===== Entries
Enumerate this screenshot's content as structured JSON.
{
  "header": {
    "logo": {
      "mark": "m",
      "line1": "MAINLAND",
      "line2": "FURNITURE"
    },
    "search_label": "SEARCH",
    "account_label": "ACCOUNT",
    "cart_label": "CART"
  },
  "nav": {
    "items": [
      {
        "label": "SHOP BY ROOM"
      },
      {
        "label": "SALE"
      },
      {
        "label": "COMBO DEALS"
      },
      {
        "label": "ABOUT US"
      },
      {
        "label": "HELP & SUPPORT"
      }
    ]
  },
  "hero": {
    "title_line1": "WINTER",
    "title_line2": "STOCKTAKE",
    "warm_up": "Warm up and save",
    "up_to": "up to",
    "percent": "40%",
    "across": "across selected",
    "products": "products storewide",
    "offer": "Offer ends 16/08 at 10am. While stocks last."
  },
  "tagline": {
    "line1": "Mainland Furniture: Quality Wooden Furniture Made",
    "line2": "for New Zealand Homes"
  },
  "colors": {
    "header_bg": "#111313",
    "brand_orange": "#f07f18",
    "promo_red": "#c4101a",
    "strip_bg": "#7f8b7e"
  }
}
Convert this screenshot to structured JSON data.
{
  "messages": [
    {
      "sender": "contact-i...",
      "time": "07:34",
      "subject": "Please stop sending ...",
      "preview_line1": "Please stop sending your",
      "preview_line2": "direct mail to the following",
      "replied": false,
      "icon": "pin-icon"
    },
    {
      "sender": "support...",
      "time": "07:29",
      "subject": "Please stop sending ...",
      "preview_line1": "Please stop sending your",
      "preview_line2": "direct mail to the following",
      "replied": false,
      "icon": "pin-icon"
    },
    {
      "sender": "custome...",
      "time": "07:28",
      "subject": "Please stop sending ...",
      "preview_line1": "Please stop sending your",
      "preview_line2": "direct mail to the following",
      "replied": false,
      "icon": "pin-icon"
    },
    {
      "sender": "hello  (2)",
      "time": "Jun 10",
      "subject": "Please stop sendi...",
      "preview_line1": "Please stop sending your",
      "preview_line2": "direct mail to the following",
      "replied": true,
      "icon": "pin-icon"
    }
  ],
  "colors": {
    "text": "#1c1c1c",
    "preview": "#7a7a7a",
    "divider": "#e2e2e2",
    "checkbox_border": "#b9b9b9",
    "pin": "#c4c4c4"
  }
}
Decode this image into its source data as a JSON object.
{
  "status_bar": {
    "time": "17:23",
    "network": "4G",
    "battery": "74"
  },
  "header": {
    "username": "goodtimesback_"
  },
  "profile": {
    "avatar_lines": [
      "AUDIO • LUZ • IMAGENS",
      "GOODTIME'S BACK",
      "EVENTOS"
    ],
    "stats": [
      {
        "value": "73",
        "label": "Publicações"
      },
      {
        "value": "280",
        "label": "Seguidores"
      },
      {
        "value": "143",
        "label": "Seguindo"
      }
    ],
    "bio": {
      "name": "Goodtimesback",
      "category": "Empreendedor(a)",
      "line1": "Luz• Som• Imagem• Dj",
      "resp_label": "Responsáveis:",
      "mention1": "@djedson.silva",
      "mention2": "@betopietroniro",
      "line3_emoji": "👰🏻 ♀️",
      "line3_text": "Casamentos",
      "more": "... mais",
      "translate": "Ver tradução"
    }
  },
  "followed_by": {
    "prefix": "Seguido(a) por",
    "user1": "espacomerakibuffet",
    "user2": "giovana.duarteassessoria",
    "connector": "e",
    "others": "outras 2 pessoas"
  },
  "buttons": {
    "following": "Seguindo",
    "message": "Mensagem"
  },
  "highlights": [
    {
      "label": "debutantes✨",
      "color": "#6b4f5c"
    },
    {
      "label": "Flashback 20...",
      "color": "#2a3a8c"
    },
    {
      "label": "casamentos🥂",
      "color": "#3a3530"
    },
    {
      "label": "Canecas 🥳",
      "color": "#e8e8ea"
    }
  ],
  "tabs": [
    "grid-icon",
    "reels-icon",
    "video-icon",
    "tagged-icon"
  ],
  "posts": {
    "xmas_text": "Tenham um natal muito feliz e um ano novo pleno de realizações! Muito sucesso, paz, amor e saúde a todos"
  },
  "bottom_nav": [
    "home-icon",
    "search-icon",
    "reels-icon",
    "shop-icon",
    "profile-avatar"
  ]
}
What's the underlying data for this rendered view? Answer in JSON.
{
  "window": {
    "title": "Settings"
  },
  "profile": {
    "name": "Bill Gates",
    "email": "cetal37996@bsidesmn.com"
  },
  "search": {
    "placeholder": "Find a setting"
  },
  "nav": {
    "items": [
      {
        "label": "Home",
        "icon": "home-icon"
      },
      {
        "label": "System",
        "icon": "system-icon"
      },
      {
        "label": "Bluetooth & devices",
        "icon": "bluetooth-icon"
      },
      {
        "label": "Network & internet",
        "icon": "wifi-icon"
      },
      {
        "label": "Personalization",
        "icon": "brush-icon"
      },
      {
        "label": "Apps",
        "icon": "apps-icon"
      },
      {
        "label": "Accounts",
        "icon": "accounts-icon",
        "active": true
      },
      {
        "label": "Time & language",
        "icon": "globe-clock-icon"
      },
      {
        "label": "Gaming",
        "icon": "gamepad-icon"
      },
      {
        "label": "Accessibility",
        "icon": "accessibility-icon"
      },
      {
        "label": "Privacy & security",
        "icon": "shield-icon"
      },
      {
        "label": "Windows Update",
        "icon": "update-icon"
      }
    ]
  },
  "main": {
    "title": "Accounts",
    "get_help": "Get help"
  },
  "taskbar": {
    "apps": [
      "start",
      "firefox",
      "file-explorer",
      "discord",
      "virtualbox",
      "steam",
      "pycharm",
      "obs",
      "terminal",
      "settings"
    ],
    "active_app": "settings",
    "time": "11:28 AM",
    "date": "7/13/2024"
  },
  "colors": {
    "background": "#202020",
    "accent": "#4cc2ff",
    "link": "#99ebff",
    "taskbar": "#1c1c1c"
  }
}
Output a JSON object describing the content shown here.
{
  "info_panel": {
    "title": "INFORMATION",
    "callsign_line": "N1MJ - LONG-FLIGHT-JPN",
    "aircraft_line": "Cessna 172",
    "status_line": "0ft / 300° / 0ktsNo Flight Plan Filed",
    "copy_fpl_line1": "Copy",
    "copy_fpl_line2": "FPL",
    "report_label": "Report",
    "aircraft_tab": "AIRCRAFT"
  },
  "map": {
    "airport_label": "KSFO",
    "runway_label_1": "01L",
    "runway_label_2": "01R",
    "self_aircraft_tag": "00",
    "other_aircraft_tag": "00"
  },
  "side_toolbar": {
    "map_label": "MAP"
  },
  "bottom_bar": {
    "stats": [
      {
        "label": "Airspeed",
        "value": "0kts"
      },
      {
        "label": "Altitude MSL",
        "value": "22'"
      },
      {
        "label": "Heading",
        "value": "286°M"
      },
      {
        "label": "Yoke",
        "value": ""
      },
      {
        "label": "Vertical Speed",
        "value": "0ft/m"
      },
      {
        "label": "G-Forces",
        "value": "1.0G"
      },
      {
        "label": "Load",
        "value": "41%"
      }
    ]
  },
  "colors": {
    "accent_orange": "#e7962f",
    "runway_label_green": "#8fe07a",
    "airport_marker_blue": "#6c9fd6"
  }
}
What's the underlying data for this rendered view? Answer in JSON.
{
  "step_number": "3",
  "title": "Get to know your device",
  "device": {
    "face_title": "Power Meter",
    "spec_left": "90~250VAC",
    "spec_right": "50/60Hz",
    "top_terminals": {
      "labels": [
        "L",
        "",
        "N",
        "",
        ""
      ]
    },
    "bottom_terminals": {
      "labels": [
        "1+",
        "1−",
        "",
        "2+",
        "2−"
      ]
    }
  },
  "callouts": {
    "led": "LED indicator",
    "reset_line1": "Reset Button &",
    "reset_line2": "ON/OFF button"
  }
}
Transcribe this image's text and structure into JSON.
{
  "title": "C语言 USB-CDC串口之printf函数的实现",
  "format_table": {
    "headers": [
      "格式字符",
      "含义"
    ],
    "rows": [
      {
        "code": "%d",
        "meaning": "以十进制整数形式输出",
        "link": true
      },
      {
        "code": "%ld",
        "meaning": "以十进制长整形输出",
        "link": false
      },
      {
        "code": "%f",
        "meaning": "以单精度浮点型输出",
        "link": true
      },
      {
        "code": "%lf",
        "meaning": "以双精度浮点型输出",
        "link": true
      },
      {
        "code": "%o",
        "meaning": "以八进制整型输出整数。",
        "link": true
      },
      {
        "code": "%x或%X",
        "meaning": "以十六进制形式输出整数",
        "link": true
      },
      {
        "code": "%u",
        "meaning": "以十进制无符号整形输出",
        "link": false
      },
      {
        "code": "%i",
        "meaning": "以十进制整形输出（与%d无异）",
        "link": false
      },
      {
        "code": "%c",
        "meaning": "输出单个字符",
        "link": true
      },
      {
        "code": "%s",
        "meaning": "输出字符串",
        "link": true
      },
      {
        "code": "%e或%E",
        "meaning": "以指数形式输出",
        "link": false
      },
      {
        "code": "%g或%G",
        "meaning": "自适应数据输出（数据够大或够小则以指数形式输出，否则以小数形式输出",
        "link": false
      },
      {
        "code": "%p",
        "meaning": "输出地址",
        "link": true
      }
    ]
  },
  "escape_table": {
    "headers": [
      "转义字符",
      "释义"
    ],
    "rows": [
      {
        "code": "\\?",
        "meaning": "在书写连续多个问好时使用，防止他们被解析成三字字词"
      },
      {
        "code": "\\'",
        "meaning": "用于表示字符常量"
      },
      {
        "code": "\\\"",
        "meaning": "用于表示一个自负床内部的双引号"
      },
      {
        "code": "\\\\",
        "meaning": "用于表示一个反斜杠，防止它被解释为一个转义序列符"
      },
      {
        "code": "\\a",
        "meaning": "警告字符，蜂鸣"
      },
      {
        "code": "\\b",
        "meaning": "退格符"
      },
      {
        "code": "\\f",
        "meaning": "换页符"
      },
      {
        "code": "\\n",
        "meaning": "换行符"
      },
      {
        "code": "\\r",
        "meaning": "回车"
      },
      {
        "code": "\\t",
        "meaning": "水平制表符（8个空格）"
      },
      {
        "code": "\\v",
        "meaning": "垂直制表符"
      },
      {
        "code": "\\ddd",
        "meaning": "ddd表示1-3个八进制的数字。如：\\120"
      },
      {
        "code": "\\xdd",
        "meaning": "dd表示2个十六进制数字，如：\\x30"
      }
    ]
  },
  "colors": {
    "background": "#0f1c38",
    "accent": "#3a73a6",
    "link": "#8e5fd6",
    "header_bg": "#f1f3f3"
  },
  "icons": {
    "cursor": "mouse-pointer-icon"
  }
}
==========
(Job) Out of the records, collect only those lines that contain the string "content".

(Solution for this task)
Enumerate this screenshot's content as structured JSON.
Output a JSON object describing the content shown here.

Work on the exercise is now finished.